■ EXERCISE PROMPT ■
List the lines of this listing that hold the word "users".

■ DATA FOR THIS TASK ■
┏━━

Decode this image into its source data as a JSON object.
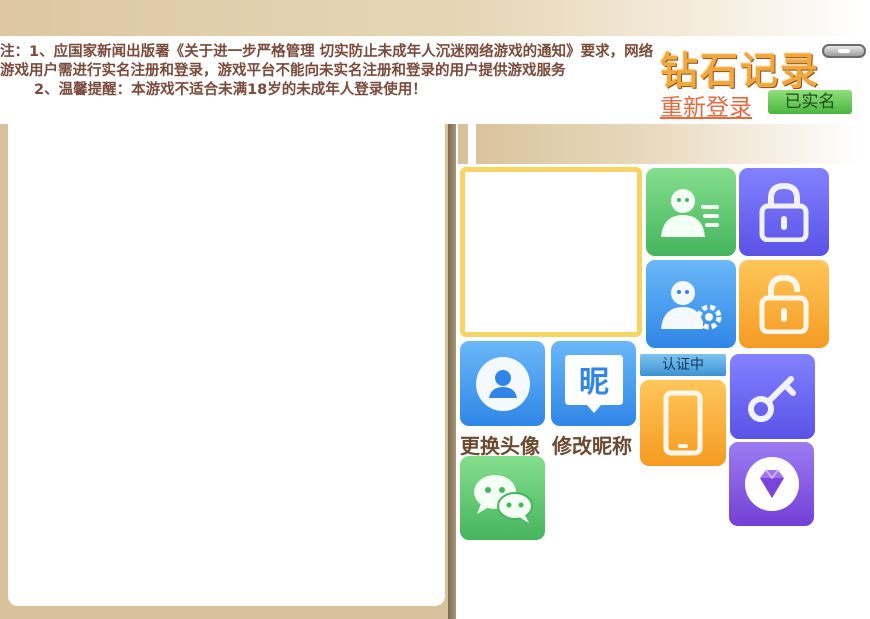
{
  "notice": {
    "line1": "注：1、应国家新闻出版署《关于进一步严格管理 切实防止未成年人沉迷网络游戏的通知》要求，网络游戏用户需进行实名注册和登录，游戏平台不能向未实名注册和登录的用户提供游戏服务",
    "line2": "2、温馨提醒：本游戏不适合未满18岁的未成年人登录使用！"
  },
  "header": {
    "diamond_records": "钻石记录",
    "relogin": "重新登录",
    "verified": "已实名"
  },
  "actions": {
    "change_avatar": "更换头像",
    "change_nickname": "修改昵称",
    "nickname_glyph": "昵",
    "verifying": "认证中"
  },
  "colors": {
    "accent_gold": "#f0a742",
    "notice_text": "#7a4a3a",
    "verified_green": "#4bb53e",
    "frame_yellow": "#f7d361"
  }
}
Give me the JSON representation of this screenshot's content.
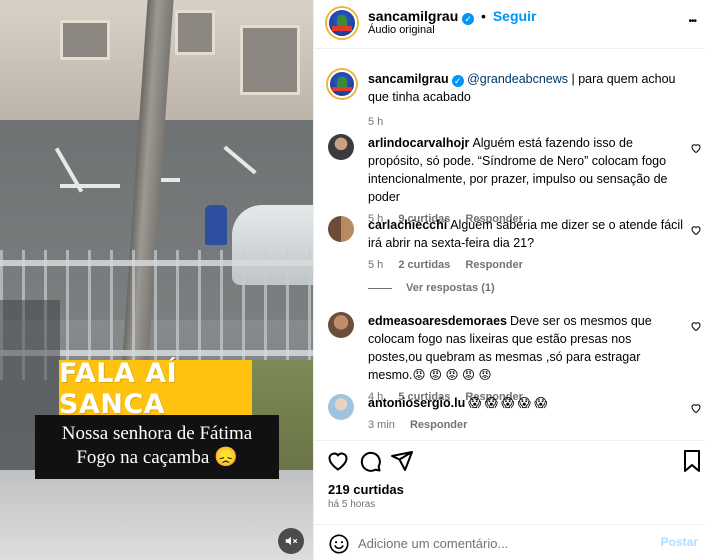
{
  "video": {
    "caption_title": "FALA AÍ SANCA",
    "caption_line1": "Nossa senhora de Fátima",
    "caption_line2": "Fogo na caçamba 😞",
    "mute_icon": "speaker-muted-icon"
  },
  "header": {
    "username": "sancamilgrau",
    "verified": "✓",
    "separator": "•",
    "follow_label": "Seguir",
    "audio_label": "Áudio original",
    "more_label": "•••"
  },
  "caption": {
    "username": "sancamilgrau",
    "mention": "@grandeabcnews",
    "text": " | para quem achou que tinha acabado",
    "time": "5 h"
  },
  "comments": [
    {
      "username": "arlindocarvalhojr",
      "text": "Alguém está fazendo isso de propósito, só pode. “Síndrome de Nero” colocam fogo intencionalmente, por prazer, impulso ou sensação de poder",
      "time": "5 h",
      "likes": "9 curtidas",
      "reply": "Responder"
    },
    {
      "username": "carlachiecchi",
      "text": "Alguém saberia me dizer se o atende fácil irá abrir na sexta-feira dia 21?",
      "time": "5 h",
      "likes": "2 curtidas",
      "reply": "Responder",
      "view_replies": "Ver respostas (1)"
    },
    {
      "username": "edmeasoaresdemoraes",
      "text": "Deve ser os mesmos que colocam fogo nas lixeiras que estão presas nos postes,ou quebram as mesmas ,só para estragar mesmo.😡 😡 😡 😡 😡",
      "time": "4 h",
      "likes": "5 curtidas",
      "reply": "Responder"
    },
    {
      "username": "antoniosergio.lu",
      "text": "😱 😱 😱 😱 😱",
      "time": "3 min",
      "reply": "Responder"
    }
  ],
  "footer": {
    "likes": "219 curtidas",
    "time_ago": "há 5 horas",
    "comment_placeholder": "Adicione um comentário...",
    "post_label": "Postar"
  },
  "colors": {
    "accent": "#0095f6",
    "caption_yellow": "#ffc20e"
  }
}
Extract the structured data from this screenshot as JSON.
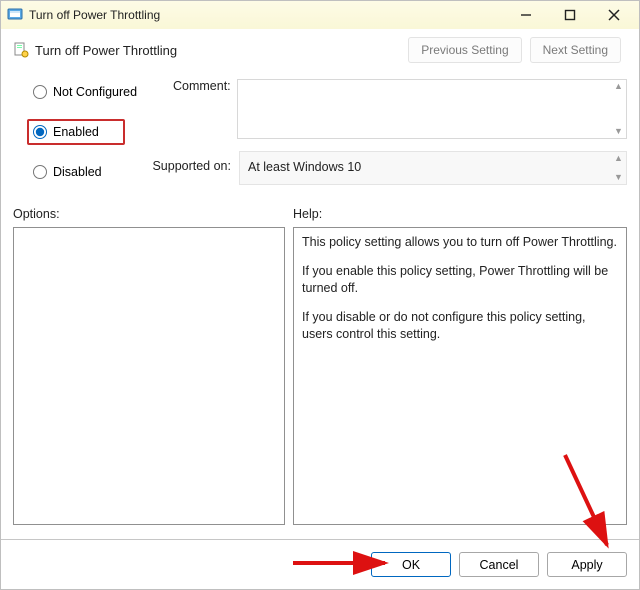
{
  "window": {
    "title": "Turn off Power Throttling"
  },
  "subtitle": "Turn off Power Throttling",
  "nav": {
    "previous": "Previous Setting",
    "next": "Next Setting"
  },
  "radios": {
    "not_configured": "Not Configured",
    "enabled": "Enabled",
    "disabled": "Disabled",
    "selected": "enabled"
  },
  "labels": {
    "comment": "Comment:",
    "supported_on": "Supported on:",
    "options": "Options:",
    "help": "Help:"
  },
  "supported_text": "At least Windows 10",
  "help_text": {
    "p1": "This policy setting allows you to turn off Power Throttling.",
    "p2": "If you enable this policy setting, Power Throttling will be turned off.",
    "p3": "If you disable or do not configure this policy setting, users control this setting."
  },
  "buttons": {
    "ok": "OK",
    "cancel": "Cancel",
    "apply": "Apply"
  }
}
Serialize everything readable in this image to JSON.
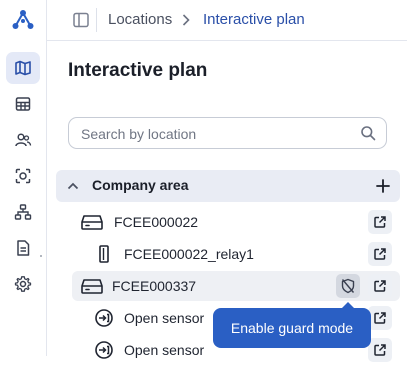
{
  "nav": {
    "items": [
      {
        "name": "map-icon",
        "active": true
      },
      {
        "name": "grid-icon",
        "active": false
      },
      {
        "name": "users-icon",
        "active": false
      },
      {
        "name": "camera-focus-icon",
        "active": false
      },
      {
        "name": "hierarchy-icon",
        "active": false
      },
      {
        "name": "document-icon",
        "active": false
      },
      {
        "name": "gear-icon",
        "active": false
      }
    ]
  },
  "breadcrumb": {
    "items": [
      "Locations",
      "Interactive plan"
    ]
  },
  "page": {
    "title": "Interactive plan"
  },
  "search": {
    "placeholder": "Search by location",
    "value": ""
  },
  "tree": {
    "group": {
      "label": "Company area",
      "expanded": true
    },
    "rows": [
      {
        "label": "FCEE000022",
        "icon": "hub-icon"
      },
      {
        "label": "FCEE000022_relay1",
        "icon": "relay-icon"
      },
      {
        "label": "FCEE000337",
        "icon": "hub-icon"
      },
      {
        "label": "Open sensor",
        "icon": "sensor-icon"
      },
      {
        "label": "Open sensor",
        "icon": "sensor-icon"
      }
    ]
  },
  "tooltip": {
    "text": "Enable guard mode"
  },
  "colors": {
    "accent": "#2a5fc4",
    "nav_active_bg": "#e4e9f7",
    "group_bg": "#e9ecf4",
    "breadcrumb_current": "#2a4fa8"
  }
}
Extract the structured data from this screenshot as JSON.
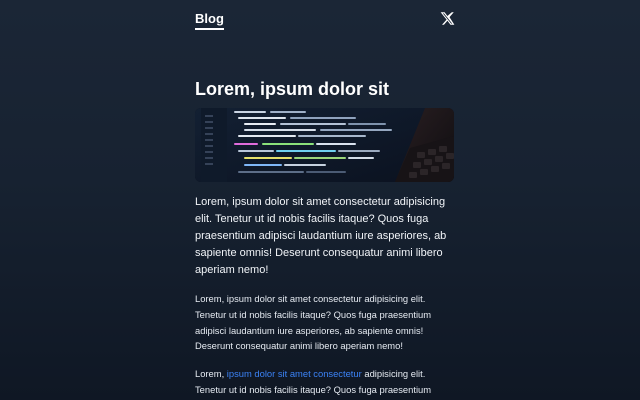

┗━━

■ THE ANSWER ■
    "p3": "If you disable or do not configure this policy setting, users control this setting."
        "name": "users-icon",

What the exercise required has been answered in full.